> _WHAT YOU SHOULD DO_: Determine the number of lines in these entries that hold the word "title". Give the number and nothing more.
___ EXERCISE DATA
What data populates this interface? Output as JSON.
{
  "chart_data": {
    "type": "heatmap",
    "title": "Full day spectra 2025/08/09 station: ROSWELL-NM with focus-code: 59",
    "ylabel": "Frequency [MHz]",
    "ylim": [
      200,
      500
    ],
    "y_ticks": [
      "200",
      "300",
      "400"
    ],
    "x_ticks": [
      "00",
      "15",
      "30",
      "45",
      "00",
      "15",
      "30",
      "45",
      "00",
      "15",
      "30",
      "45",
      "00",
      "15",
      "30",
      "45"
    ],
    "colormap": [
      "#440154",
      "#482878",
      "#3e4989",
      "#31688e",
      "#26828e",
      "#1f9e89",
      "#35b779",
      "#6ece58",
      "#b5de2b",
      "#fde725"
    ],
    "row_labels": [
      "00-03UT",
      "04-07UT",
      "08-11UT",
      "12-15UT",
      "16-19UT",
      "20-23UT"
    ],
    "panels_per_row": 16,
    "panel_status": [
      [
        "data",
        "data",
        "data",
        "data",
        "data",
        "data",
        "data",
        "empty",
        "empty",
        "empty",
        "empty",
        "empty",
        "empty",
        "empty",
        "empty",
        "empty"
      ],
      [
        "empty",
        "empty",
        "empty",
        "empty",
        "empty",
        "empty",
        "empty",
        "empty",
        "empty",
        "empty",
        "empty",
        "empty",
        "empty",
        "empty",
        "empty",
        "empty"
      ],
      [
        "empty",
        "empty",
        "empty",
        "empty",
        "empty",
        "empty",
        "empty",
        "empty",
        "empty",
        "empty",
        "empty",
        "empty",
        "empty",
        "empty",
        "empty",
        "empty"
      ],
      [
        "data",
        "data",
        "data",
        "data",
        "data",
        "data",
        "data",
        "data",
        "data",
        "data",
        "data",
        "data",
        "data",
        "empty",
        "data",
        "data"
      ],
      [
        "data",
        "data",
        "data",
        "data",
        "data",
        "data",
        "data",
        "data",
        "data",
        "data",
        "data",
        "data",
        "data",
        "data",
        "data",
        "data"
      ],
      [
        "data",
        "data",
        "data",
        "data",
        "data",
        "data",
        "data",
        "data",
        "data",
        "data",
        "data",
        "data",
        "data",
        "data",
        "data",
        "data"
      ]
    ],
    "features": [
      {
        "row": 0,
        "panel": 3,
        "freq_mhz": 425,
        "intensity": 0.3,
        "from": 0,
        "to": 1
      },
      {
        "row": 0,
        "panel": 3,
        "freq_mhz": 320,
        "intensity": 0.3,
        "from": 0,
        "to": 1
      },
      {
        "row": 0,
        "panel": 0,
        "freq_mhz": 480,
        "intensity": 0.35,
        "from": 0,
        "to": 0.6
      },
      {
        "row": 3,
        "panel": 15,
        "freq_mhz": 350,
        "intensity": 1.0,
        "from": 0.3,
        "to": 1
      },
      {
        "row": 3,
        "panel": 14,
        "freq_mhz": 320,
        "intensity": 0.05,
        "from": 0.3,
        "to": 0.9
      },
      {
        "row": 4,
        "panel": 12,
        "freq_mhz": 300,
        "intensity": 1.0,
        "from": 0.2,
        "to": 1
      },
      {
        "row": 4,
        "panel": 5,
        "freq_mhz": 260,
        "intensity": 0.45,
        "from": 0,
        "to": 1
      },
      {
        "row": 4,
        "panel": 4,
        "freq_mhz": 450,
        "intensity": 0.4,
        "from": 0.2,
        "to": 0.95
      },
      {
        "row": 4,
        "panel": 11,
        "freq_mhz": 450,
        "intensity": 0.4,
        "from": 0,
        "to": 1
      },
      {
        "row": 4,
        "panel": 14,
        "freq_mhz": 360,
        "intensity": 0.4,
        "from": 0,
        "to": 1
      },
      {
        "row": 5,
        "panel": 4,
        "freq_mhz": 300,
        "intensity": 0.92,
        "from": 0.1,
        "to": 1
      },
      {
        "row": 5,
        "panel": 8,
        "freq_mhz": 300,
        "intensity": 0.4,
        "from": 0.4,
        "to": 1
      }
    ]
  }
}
______
___ EXERCISE DATA
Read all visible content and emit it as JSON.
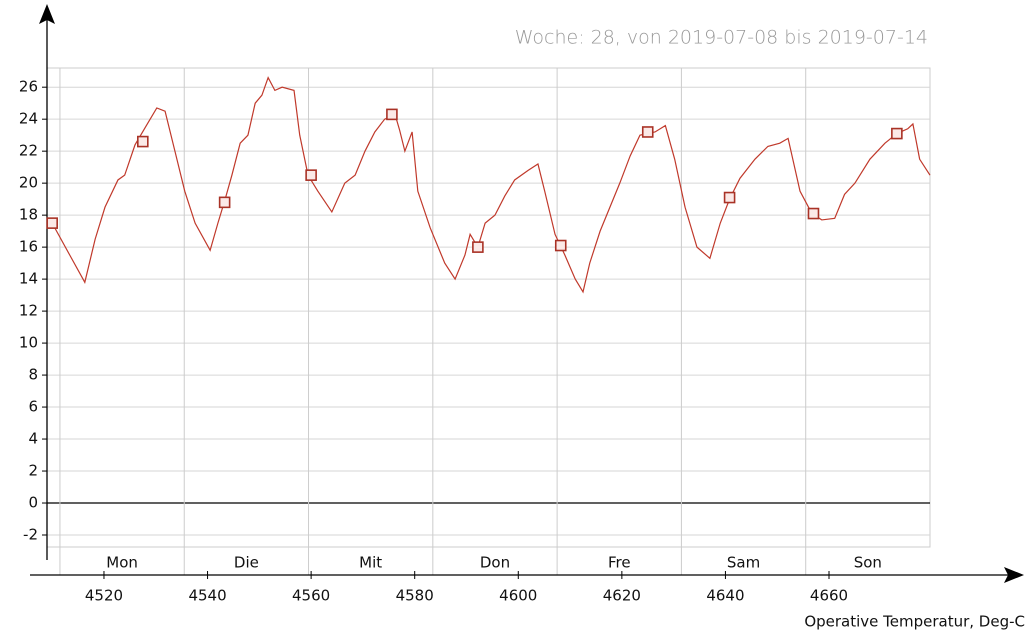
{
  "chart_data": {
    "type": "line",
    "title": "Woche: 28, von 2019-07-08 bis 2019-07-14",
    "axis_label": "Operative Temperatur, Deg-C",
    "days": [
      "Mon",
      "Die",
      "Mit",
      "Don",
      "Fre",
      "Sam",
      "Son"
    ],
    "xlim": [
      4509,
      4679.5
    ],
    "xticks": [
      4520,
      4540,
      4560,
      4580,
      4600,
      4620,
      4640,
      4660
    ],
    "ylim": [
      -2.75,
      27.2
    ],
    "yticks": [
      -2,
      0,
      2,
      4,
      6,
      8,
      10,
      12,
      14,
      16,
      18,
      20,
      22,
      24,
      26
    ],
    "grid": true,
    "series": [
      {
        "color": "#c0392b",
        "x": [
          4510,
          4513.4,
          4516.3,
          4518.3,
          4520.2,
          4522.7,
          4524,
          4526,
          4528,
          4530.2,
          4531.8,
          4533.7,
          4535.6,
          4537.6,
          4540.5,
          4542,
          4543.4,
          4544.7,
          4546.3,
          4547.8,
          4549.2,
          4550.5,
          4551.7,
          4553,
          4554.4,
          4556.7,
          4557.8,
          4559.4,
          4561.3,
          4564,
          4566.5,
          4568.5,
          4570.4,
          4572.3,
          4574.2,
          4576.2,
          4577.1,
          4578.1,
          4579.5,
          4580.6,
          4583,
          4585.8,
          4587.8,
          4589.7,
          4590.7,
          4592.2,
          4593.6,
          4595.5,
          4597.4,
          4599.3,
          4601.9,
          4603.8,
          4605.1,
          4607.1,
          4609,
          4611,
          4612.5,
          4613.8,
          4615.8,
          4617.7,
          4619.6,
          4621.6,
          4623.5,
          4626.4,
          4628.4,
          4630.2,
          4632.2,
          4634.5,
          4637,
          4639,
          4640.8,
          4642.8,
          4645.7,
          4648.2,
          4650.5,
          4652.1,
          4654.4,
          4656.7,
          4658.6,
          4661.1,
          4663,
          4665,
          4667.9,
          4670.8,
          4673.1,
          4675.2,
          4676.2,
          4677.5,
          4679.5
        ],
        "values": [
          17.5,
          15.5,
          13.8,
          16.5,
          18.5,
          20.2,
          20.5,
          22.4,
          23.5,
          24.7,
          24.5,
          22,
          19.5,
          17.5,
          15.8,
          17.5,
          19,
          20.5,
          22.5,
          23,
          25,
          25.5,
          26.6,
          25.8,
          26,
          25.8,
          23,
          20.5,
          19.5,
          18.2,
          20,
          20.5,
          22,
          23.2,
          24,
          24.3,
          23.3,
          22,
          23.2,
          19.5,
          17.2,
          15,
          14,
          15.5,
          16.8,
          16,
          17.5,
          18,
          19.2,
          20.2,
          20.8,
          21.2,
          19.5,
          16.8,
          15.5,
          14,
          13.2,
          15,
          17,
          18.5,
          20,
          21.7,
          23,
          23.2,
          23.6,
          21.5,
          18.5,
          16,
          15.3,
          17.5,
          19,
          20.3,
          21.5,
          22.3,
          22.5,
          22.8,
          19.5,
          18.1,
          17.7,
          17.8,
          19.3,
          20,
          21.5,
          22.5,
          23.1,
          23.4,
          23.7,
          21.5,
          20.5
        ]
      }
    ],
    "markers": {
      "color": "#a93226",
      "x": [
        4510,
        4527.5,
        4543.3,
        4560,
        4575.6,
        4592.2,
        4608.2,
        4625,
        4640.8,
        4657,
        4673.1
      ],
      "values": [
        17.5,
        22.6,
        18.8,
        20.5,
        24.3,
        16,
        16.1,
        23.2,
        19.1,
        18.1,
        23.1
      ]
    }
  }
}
______
___ EXERCISE DATA
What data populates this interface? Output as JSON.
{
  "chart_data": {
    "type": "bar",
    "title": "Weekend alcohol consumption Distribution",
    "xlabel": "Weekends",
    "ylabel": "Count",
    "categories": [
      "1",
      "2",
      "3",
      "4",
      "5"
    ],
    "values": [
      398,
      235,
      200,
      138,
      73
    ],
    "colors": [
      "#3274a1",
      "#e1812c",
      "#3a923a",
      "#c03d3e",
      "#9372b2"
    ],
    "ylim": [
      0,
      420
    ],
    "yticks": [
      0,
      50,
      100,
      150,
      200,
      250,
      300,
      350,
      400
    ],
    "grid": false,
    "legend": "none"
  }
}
______
> _SOLUTION FOR THIS PROBLEM_: 3